## GIVEN REQUEST
Do any lines in the data below contain "профессионального"? If so, copy every one of them.

════════════════

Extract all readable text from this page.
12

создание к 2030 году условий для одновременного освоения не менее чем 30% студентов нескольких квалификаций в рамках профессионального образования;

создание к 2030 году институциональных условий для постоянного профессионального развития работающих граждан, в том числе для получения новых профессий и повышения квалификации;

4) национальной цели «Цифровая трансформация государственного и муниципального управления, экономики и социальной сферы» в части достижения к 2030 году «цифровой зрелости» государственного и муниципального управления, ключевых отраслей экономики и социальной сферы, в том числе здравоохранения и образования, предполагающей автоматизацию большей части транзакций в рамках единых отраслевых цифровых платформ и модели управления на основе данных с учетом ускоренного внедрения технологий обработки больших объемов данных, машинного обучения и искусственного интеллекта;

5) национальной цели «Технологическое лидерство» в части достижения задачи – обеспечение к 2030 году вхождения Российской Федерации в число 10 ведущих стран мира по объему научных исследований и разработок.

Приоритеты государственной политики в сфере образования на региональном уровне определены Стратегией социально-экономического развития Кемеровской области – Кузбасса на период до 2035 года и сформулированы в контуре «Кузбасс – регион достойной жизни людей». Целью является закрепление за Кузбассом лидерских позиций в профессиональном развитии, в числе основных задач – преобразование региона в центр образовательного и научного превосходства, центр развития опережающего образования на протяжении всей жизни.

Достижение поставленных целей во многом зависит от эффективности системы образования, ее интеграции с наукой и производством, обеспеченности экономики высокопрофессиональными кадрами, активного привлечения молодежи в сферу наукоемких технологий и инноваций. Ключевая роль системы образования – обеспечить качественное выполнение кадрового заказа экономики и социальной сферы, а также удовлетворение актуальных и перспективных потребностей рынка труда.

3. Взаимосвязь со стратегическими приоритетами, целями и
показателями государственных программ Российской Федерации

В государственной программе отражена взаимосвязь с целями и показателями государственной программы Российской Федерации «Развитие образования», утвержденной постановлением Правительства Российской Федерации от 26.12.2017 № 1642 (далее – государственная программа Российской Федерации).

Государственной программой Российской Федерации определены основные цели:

════════════════

## COMPLETED TASK
создание к 2030 году условий для одновременного освоения не менее чем 30% студентов нескольких квалификаций в рамках профессионального образования;
создание к 2030 году институциональных условий для постоянного профессионального развития работающих граждан, в том числе для получения новых профессий и повышения квалификации;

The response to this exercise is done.